* **SELECTED EXCERPT**:
In spite of these advantages, RNA has not been focus of structure-based drug design, not only due to lack of information of RNA 3D structures, but also due to the sequence-specific unique features of the binding pockets in RNA. The binding pocket of protein usually lies deep in an internal region, separated from solvent. In RNA targets, the binding pockets are large and flat, located along the surface, and relatively exposed to solvent. Therefore, in using docking algorithms to discover RNA-binding drugs, the physicochemical properties of RNA, such as conformational flexibility, high negative charge, and solvation, should be taken into account more accurately than those for proteins. Despite such differences between protein and RNA targets, classical protein-ligand docking programs have sometimes successfully performed in RNA-targeted virtual screenings. For example, Kuntz first reported a successful virtual screening using DOCK 3.5 program to identify small molecules in the Available Chemicals Directory (ACD) that targeted an RNA double helix (Chen et al. 1997). Following the first study, many research groups have reported successful studies of virtual screening targeting RNA through protein-based docking methods (Filikov et al. 2000; Lind et al. 2002; Kang et al. 2004; Park et al. 2008, 2011). Meanwhile, since most of the available docking methods were developed for protein targets, their compliance with RNA targets has been evaluated extensively, and recently Li et al. demonstrated that two widely-used protein docking programs, GOLD 4.0 and Glide 5.0, are appropriate for structure-based drug design and virtual screening for RNA targets (Detering and Varani 2004; Li et al. 2010).

* **EXERCISE DETAILS**:
Using the passage on RNA drug design, answer these:
1. How does it describe the binding pockets in RNA targets?
2. What program did Kuntz use in the first successful RNA virtual screening?
3. Which two protein docking programs did Li et al. find suitable for RNA targets?
You won't need any of the items.

* **SOURCE DATA**:
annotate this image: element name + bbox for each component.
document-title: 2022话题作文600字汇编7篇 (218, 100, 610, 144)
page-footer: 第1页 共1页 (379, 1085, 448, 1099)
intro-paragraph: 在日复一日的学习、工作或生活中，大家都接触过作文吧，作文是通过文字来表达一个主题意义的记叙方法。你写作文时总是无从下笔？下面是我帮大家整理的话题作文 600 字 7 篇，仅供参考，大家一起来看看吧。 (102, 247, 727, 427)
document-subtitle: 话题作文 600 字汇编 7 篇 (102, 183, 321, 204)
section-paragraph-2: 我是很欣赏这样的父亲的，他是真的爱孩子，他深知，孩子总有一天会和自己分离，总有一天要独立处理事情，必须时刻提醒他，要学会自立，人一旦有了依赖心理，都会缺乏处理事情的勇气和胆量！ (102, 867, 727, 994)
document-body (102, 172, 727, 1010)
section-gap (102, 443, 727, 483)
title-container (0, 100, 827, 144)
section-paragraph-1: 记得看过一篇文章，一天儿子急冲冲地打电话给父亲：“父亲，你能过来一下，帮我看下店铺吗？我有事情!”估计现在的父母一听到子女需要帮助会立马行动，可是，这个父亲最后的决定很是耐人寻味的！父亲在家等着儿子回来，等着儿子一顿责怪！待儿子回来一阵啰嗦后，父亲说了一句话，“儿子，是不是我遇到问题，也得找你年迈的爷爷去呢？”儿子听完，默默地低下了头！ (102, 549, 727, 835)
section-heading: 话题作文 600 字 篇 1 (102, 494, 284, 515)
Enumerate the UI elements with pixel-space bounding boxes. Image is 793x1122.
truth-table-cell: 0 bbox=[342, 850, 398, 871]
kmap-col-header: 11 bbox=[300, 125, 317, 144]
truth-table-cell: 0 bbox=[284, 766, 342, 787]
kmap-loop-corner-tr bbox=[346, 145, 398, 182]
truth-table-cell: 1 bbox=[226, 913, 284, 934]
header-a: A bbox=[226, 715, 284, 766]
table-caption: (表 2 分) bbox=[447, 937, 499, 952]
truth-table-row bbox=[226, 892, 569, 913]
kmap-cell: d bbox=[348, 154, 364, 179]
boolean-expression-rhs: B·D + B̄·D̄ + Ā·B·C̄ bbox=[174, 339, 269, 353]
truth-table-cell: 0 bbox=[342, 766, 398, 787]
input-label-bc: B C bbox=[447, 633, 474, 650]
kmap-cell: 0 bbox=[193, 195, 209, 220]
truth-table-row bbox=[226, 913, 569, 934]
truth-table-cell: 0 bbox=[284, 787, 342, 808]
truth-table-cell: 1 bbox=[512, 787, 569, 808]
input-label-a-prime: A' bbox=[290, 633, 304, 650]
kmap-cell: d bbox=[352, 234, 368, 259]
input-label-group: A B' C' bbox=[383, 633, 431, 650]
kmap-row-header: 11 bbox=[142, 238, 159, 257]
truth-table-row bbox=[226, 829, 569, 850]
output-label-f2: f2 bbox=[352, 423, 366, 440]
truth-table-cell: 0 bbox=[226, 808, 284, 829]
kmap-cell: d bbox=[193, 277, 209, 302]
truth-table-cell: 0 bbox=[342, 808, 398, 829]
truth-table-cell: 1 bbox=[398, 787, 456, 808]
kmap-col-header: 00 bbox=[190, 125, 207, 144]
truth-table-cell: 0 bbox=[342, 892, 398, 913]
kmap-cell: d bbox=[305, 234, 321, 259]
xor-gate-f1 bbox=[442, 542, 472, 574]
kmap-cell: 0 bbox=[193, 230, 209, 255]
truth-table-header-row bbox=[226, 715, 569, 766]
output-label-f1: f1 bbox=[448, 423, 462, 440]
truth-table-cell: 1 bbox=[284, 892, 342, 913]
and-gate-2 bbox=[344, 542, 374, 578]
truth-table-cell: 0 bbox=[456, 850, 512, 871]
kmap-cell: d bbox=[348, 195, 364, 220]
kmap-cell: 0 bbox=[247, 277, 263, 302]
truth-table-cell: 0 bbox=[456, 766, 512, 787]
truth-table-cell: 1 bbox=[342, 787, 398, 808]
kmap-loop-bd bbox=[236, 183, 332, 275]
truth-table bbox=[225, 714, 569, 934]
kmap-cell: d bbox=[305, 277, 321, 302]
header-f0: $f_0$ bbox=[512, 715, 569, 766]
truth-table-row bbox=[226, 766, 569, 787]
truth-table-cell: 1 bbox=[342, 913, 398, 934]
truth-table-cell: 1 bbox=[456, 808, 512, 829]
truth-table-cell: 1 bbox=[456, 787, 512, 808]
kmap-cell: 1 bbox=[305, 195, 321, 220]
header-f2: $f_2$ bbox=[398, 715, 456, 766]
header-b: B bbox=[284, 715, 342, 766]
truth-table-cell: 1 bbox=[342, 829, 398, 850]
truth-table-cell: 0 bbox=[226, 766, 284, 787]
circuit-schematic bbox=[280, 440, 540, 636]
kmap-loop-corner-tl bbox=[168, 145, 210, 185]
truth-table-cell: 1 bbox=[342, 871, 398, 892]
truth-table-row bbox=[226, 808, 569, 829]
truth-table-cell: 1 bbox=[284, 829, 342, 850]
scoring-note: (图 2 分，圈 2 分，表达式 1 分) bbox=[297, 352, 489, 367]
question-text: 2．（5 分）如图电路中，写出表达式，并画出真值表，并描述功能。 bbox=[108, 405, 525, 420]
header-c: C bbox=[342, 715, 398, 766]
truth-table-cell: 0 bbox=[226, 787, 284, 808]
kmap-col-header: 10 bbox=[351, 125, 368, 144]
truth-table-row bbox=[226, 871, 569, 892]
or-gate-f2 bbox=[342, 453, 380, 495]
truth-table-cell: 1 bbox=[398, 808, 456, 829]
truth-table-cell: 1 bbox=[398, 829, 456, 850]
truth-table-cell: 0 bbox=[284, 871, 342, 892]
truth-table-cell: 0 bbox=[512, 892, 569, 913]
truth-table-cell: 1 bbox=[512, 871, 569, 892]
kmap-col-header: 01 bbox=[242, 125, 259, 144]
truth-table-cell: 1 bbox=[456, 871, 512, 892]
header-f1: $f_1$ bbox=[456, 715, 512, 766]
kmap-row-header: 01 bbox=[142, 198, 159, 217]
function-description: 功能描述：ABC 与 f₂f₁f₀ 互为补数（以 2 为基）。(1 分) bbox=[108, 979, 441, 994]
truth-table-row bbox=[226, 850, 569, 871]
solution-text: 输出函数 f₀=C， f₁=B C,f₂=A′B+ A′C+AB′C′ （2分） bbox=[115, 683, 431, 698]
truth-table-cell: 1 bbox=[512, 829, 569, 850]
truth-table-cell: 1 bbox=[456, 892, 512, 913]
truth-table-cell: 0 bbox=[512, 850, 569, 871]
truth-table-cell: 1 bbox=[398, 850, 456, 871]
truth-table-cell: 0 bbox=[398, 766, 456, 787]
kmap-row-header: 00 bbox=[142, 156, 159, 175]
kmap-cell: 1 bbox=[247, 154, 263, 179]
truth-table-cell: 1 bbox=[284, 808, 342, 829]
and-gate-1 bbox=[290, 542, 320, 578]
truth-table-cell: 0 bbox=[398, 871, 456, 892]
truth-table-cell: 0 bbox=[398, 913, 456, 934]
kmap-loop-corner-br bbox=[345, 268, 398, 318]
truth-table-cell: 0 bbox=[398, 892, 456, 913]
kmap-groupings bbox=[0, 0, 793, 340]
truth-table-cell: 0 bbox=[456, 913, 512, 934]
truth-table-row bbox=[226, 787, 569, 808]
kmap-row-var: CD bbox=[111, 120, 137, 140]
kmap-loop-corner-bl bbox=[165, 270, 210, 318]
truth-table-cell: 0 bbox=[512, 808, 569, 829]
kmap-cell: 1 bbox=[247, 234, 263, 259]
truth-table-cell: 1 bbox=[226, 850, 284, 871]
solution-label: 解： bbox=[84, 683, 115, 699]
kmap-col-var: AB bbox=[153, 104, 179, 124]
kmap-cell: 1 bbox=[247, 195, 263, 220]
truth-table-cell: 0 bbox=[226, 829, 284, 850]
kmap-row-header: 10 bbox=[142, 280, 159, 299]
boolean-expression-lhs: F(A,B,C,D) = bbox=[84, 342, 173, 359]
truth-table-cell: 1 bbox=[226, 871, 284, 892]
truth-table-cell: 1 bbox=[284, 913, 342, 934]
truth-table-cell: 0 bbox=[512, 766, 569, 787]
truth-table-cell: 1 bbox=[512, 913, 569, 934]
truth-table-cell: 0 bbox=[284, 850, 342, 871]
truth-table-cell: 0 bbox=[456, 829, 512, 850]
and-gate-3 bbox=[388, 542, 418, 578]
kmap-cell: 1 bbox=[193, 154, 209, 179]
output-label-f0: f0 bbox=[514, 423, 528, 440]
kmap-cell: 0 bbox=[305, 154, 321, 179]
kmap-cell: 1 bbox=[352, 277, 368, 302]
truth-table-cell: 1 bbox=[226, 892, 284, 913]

* **RESULT**:
1. They are large and flat, lie along the surface, and are fairly exposed to solvent.
2. DOCK 3.5.
3. GOLD 4.0 and Glide 5.0.